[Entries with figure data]
========================

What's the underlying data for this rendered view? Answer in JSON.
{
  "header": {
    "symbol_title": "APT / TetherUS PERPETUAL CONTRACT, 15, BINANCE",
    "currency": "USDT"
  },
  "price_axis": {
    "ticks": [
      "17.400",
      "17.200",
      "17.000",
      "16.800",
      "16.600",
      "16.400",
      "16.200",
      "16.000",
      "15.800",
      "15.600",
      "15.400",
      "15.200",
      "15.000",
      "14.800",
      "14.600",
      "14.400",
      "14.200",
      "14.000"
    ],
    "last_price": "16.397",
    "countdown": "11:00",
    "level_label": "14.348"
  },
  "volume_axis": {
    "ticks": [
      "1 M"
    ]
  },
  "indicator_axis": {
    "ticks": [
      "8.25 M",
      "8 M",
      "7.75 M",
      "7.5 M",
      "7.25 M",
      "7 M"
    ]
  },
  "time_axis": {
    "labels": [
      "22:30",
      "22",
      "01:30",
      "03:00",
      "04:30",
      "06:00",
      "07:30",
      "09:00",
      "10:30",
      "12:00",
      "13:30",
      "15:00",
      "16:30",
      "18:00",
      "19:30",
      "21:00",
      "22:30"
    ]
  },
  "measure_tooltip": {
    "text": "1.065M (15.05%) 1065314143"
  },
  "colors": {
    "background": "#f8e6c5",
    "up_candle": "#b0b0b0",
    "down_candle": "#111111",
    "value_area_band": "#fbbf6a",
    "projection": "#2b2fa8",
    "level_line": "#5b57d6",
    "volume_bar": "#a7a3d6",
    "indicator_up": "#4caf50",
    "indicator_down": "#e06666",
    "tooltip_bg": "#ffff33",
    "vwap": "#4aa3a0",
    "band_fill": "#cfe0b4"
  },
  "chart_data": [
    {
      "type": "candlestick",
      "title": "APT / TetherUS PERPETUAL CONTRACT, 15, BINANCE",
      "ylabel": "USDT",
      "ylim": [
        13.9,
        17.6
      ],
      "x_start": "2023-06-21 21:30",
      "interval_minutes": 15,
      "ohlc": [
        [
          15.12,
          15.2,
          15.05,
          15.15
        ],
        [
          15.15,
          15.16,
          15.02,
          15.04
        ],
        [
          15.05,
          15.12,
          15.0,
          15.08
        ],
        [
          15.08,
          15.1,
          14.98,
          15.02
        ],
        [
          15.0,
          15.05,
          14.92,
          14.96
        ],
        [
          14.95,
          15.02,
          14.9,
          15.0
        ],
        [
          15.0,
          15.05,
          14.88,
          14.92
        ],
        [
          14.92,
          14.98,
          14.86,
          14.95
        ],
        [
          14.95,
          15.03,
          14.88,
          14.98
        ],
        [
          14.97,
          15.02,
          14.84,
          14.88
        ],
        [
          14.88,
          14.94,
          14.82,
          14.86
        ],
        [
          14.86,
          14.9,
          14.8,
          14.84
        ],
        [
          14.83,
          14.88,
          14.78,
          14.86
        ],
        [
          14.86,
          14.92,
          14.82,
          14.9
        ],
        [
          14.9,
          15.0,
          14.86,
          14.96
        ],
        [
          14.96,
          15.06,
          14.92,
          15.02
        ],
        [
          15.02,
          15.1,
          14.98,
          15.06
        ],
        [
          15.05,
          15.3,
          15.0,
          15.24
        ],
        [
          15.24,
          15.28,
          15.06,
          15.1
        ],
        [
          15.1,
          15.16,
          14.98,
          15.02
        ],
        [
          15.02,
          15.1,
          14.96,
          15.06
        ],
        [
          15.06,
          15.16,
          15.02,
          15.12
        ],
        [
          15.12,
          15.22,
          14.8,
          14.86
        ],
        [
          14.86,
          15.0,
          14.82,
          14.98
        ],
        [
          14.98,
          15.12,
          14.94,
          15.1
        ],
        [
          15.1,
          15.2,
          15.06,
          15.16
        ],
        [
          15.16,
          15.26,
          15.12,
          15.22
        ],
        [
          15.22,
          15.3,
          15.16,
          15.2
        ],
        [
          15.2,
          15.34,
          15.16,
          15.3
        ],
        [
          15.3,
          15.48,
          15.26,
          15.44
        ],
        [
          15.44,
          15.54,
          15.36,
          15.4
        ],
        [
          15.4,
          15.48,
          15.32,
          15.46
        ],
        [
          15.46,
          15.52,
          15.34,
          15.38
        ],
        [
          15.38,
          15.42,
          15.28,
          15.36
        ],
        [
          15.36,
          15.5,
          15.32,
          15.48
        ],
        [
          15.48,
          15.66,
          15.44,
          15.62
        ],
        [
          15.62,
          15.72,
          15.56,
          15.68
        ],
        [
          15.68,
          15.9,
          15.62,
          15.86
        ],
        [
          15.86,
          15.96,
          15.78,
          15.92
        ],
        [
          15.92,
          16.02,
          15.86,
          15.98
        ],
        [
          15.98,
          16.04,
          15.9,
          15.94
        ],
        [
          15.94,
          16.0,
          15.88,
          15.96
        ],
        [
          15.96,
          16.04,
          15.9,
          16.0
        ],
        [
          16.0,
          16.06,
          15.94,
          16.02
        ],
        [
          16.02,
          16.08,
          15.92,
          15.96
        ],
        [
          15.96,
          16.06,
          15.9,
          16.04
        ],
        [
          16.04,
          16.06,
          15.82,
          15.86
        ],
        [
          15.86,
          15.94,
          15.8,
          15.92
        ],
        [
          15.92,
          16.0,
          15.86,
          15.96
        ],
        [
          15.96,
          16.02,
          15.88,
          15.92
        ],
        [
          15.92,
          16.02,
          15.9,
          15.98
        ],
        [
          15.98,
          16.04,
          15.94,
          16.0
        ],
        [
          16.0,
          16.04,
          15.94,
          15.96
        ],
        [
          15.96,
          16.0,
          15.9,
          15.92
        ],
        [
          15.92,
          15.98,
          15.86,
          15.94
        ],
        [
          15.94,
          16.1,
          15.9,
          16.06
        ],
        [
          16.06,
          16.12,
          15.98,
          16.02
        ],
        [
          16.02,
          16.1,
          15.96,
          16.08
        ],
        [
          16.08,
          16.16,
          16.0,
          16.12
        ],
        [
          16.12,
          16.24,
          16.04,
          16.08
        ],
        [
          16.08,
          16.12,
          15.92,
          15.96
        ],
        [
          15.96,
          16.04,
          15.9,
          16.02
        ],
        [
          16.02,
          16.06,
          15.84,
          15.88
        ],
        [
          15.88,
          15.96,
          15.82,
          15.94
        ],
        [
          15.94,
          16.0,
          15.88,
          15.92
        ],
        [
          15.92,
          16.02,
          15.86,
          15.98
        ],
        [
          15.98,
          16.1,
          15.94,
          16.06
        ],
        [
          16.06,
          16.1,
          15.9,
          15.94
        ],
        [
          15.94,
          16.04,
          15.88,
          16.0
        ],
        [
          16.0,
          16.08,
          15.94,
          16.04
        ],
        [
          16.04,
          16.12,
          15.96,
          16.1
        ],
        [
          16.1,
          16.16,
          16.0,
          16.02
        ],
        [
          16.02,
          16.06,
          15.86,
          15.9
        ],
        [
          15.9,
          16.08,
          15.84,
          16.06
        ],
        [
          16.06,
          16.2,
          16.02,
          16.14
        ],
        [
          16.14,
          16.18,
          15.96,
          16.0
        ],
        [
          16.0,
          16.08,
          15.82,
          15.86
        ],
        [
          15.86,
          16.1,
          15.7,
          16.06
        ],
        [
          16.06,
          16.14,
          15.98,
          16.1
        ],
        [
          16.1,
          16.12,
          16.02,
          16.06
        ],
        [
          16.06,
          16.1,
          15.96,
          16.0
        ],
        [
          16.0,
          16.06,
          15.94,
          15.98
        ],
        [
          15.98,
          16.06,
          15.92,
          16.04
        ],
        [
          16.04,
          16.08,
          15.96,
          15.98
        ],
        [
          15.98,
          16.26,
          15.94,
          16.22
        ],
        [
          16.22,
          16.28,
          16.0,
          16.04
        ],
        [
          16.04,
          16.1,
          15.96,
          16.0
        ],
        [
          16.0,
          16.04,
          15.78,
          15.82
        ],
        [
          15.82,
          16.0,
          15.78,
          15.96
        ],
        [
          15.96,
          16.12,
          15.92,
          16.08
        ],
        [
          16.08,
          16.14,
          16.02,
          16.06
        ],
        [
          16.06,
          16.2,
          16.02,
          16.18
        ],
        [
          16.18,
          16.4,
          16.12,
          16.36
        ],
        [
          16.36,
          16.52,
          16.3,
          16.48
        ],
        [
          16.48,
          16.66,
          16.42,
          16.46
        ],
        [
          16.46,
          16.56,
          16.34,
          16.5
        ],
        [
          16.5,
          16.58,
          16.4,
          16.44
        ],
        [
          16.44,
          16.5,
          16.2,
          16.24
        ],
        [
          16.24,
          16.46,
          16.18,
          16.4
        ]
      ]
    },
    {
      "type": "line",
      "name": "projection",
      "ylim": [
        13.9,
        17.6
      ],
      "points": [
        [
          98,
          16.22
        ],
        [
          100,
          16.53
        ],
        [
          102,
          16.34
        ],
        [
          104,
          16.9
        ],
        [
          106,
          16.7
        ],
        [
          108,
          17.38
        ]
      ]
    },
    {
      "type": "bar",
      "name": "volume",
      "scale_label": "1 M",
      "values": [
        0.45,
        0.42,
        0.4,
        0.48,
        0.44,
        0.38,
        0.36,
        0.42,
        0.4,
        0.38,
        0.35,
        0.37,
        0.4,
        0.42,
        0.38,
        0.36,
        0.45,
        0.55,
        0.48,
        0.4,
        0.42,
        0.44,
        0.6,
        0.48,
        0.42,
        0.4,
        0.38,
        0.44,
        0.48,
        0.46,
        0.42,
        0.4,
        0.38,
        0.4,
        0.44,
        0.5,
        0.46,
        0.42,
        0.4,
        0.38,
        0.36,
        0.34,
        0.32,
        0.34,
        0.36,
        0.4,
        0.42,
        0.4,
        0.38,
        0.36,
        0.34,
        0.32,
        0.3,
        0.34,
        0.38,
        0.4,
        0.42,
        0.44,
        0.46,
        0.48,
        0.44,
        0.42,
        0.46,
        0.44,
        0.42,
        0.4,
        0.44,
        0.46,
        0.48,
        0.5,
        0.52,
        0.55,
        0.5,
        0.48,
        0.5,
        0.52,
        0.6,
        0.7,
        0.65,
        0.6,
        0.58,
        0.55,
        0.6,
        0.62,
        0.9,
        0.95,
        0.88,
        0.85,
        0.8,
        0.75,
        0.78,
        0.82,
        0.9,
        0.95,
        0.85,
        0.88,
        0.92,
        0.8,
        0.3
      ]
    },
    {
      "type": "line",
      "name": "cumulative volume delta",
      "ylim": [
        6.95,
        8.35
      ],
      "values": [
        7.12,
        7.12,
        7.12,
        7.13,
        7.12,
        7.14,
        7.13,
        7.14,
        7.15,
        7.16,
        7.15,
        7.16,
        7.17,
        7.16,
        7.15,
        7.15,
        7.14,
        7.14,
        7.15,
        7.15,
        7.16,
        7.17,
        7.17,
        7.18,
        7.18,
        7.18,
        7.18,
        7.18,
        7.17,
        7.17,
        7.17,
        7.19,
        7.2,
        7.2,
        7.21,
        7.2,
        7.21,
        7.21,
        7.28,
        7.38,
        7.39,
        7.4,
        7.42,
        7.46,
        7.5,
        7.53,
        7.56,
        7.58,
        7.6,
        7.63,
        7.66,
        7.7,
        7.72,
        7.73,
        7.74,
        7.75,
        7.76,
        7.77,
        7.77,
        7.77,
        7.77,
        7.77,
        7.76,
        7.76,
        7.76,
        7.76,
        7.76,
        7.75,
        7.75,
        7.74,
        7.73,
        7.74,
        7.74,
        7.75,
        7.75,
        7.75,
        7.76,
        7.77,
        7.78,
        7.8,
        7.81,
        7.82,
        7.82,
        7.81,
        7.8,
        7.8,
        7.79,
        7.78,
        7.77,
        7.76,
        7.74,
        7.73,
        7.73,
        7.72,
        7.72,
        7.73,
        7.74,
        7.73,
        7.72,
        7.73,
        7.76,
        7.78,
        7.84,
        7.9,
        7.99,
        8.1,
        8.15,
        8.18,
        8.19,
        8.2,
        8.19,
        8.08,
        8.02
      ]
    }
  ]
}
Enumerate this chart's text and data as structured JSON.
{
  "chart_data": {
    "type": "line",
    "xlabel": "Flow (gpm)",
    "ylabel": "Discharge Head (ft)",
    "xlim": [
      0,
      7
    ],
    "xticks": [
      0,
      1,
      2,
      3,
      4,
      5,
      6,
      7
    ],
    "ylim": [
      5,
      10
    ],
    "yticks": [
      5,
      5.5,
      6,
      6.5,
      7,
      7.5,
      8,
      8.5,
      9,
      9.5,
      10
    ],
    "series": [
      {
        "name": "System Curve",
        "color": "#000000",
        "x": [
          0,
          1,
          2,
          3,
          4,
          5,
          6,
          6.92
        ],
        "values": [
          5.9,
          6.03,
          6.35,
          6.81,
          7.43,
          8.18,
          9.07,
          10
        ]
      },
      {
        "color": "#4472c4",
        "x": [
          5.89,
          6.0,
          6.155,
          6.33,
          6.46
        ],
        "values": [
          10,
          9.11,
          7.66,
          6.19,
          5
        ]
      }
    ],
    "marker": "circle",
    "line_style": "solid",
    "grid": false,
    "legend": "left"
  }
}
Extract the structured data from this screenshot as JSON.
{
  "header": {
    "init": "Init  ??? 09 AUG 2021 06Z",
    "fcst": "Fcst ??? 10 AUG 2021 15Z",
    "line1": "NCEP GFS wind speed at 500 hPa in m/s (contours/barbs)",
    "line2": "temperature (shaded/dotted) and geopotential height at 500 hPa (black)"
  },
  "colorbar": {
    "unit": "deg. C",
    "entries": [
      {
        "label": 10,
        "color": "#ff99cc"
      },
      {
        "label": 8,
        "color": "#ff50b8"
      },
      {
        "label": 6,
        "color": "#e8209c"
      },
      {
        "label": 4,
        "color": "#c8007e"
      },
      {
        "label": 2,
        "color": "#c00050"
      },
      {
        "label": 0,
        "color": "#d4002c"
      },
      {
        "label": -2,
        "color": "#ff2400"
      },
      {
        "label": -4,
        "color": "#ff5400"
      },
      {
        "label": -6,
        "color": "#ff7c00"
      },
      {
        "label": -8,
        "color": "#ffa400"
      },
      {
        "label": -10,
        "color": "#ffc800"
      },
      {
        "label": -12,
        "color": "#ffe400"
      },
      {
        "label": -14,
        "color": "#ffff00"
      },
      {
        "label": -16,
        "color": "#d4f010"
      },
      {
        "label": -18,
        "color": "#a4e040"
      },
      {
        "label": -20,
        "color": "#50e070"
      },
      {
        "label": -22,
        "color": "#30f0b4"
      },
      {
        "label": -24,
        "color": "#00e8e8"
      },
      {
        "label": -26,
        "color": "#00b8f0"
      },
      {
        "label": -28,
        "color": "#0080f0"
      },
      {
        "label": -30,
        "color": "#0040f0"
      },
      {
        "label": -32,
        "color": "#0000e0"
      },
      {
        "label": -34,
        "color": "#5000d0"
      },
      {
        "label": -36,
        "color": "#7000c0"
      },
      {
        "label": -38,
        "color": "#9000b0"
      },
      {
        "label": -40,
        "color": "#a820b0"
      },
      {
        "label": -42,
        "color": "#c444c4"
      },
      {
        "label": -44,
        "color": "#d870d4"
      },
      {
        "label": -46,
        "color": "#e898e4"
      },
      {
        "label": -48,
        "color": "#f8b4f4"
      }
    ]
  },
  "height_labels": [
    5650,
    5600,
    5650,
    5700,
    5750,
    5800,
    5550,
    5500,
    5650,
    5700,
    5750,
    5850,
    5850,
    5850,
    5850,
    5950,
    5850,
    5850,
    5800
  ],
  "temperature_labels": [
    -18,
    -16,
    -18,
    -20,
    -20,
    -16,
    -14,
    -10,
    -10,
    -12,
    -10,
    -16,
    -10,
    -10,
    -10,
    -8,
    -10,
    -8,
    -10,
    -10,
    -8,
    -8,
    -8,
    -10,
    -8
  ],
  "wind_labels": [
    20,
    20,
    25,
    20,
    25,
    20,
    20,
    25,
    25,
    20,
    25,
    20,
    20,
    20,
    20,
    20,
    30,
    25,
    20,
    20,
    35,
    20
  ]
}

========================

Each line that contains the word "type" counts toward the total; give only that total.

# Result below:
5